Look for the word "revenus" in the entries below, then copy every line that has it.

[Given data]
● ● ● ● ● ● ●

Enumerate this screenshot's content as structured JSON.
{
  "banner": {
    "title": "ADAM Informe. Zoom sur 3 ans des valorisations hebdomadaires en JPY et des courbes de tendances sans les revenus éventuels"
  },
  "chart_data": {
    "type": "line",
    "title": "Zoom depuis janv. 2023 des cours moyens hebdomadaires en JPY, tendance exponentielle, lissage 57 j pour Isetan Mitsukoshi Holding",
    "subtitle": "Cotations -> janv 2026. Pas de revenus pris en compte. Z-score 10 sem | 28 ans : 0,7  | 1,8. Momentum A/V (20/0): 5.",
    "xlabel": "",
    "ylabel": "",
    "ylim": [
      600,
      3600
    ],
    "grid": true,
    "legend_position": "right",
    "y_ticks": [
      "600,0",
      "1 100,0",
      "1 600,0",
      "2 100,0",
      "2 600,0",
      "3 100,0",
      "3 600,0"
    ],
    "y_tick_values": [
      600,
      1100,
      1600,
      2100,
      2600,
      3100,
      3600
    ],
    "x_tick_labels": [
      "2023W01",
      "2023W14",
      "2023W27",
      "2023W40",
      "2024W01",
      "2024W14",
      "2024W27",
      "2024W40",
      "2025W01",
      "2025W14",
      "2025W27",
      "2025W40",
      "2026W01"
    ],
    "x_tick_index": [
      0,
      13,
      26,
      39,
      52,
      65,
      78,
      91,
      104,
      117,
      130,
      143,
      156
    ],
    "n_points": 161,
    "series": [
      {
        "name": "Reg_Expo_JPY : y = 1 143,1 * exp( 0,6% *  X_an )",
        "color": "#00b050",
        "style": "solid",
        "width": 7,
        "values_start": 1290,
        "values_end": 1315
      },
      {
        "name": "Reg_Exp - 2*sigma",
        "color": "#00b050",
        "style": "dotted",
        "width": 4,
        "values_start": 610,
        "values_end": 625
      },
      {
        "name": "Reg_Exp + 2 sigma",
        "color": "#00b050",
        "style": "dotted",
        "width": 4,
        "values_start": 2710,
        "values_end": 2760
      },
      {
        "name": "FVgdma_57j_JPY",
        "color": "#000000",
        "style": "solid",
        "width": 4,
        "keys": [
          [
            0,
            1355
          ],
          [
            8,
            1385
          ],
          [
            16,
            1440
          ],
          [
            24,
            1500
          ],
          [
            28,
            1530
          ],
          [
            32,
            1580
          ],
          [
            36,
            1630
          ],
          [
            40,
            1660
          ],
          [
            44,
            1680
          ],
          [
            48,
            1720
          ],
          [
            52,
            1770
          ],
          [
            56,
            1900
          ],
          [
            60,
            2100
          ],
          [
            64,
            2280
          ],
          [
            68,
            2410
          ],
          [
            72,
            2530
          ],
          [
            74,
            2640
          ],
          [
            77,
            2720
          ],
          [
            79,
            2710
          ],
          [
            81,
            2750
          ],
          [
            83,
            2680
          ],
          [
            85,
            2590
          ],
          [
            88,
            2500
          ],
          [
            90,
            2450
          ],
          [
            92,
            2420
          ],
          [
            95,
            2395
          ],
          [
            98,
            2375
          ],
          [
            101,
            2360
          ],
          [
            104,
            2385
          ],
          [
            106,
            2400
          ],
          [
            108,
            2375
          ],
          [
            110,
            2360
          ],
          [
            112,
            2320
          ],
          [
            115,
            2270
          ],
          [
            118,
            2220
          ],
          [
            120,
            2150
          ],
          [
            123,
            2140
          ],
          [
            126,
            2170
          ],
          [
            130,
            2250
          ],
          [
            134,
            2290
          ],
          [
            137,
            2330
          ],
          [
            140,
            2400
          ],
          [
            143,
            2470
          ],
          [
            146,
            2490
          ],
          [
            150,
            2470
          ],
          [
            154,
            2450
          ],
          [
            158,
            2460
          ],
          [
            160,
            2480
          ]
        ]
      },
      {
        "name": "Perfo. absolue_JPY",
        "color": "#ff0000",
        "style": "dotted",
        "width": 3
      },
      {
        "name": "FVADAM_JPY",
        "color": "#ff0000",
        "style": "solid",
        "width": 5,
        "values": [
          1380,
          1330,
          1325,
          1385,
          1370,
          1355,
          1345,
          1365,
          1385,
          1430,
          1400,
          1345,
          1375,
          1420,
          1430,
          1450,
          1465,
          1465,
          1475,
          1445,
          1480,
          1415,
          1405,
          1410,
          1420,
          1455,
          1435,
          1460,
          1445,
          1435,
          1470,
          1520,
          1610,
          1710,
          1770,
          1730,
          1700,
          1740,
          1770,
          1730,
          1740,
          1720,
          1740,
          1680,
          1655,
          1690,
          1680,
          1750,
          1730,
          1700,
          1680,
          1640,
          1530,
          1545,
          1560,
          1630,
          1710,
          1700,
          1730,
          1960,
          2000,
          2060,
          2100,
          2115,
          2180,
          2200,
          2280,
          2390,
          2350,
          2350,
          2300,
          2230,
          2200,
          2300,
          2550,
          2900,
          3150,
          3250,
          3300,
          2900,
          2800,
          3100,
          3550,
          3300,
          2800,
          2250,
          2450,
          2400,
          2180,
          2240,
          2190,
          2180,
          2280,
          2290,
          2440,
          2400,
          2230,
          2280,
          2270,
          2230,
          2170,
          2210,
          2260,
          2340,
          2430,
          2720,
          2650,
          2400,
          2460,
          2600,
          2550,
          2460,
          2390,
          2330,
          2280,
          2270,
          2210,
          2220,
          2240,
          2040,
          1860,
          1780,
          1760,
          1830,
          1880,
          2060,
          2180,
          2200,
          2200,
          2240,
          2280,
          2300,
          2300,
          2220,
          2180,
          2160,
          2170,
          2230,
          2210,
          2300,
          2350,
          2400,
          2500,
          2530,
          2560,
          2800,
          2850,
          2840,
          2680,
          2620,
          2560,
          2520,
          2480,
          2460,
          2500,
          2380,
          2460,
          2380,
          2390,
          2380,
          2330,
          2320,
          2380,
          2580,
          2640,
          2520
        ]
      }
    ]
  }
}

● ● ● ● ● ● ●

[Answer to the task]
    "title": "ADAM Informe. Zoom sur 3 ans des valorisations hebdomadaires en JPY et des courbes de tendances sans les revenus éventuels"
    "subtitle": "Cotations -> janv 2026. Pas de revenus pris en compte. Z-score 10 sem | 28 ans : 0,7  | 1,8. Momentum A/V (20/0): 5.",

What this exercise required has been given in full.